* Source text
Duclair spent three seasons with the Quebec Remparts of the Quebec Major Junior Hockey League (QMJHL). He scored an impressive 50 goals in 59 games during the 2013–14 season. Duclair was rewarded for his outstanding play being named to the QMJHL First All-Star Team.

===Professional===

====New York Rangers====
Duclair signed an entry-level contract with the New York Rangers on January 2, 2014. Because he waited until the beginning of 2014 to sign, under the NHL collective bargaining agreement, Duclair was exempt from a usual clause with rookie players in which they can be returned to their junior teams within the first 10 games of an NHL season without triggering the first year of their contract. He impressed head coach Alain Vigneault during the Rangers' 2014 training camp, but was not able to appear on their opening night roster until the team was under their 50-contract limit. General manager Glen Sather traded defenseman Steven Kampfer and forward Andrew Yogan to the Florida Panthers in exchange for Joey Crabb in order to accommodate a roster position for Duclair. He made his NHL debut on October 9, 2014, playing on a line with J. T. Miller and Lee Stempniak for a 3–2 Rangers victory over the St. Louis Blues. He recorded five points in his first seven NHL games, culminating in his first goal on October 27. The Rangers began the third period of that game down 3–0 to the Minnesota Wild, but Duclair scored the game-tying goal against Darcy Kuemper with just under four minutes left to play; 37 seconds later, Mats Zuccarello put the Rangers ahead 5–4 to win.

* Required action
Carry the account of Duclair's hockey career forward from its last sentence. The material after this text has no connection to it.

* Dataset excerpts
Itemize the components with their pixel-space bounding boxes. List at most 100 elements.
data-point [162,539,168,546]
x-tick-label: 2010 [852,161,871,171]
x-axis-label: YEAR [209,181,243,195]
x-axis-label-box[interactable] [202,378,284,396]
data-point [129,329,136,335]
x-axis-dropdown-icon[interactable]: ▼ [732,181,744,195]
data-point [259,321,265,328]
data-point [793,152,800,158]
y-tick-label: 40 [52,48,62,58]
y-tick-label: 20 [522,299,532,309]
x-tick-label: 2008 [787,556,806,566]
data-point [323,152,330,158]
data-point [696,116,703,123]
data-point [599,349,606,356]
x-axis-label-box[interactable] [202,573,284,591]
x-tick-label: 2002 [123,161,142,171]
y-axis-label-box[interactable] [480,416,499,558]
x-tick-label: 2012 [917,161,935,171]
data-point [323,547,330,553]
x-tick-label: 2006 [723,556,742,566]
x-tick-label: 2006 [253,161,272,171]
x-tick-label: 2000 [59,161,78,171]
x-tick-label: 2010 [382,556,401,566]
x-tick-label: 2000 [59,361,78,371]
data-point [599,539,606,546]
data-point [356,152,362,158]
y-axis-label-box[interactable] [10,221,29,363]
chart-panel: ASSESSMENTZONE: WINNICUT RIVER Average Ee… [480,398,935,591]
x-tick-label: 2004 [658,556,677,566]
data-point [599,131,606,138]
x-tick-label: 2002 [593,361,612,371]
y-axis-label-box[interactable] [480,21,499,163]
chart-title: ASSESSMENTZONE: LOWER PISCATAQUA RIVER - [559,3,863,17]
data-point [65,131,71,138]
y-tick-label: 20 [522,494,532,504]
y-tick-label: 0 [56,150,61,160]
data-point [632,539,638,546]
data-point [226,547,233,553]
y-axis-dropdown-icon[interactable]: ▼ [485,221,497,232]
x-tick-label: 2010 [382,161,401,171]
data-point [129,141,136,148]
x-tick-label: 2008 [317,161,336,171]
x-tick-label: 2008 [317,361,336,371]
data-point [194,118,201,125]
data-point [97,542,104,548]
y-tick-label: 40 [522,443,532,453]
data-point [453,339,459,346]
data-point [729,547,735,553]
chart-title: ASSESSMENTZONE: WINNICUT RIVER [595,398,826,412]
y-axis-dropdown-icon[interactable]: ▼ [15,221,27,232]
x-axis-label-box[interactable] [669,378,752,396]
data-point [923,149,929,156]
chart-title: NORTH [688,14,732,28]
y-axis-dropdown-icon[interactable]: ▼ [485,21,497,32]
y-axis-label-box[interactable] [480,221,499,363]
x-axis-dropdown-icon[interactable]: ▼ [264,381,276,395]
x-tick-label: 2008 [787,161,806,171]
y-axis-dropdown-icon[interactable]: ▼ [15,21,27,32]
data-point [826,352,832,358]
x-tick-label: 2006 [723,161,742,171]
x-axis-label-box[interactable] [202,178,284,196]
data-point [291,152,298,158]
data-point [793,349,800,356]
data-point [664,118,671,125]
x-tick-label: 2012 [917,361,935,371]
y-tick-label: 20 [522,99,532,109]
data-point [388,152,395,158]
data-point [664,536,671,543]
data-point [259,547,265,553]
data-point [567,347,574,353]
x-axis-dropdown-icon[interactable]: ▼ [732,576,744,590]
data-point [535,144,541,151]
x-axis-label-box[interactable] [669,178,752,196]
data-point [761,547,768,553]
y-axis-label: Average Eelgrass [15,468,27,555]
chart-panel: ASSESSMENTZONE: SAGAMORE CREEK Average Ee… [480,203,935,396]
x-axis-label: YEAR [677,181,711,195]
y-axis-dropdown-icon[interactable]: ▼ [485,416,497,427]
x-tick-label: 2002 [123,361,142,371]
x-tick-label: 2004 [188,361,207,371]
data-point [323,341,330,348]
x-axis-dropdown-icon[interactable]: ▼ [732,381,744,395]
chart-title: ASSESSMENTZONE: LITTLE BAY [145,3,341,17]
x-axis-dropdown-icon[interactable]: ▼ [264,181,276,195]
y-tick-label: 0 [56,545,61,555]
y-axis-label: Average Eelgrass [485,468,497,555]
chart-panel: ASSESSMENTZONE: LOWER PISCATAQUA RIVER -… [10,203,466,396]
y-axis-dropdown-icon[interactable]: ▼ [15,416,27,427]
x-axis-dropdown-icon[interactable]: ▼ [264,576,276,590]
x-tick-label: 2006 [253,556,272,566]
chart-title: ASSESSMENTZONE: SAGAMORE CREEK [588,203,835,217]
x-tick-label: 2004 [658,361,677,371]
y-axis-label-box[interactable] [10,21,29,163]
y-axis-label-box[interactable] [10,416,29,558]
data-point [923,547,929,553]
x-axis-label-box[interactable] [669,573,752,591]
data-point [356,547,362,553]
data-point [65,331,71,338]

* Exercise response
Duclair struggled to maintain his scoring output after his first goal: after recording one goal and five assists in his first nine games, he added only one more assist through the next nine. Although Vigneault and the Rangers were initially hesitant to send Duclair back to the Remparts, as he would have to remain there until the conclusion of their 2014–15 season, he was too young to play in the American Hockey League (AHL) and was returned to his junior team on January 5, 2015. After being returned to the Remparts, Duclair recorded 34 points in 26 QMJHL games, including seven points in his last four games before the 2015 playoffs. He added another 26 points in 22 playoff games before the Remparts were defeated by the Rimouski Océanic in Game 7 of the President's Cup series.

====Arizona Coyotes====
On March 1, 2015, while playing with the Remparts, Duclair was traded to the Arizona Coyotes (along with John Moore and two draft picks) in exchange for Keith Yandle and Chris Summers.

Arizona Coyotes general manager Don Maloney confirmed fan speculation by stating that he acquired Duclair from the New York Rangers in the hopes that he would develop line chemistry with a rookie Arizona already possessed, Max Domi. This was due to the fact that during the 2015 World Junior Ice Hockey Championship, Duclair and Domi both showed visible chemistry and were key components in leading Canada to gold.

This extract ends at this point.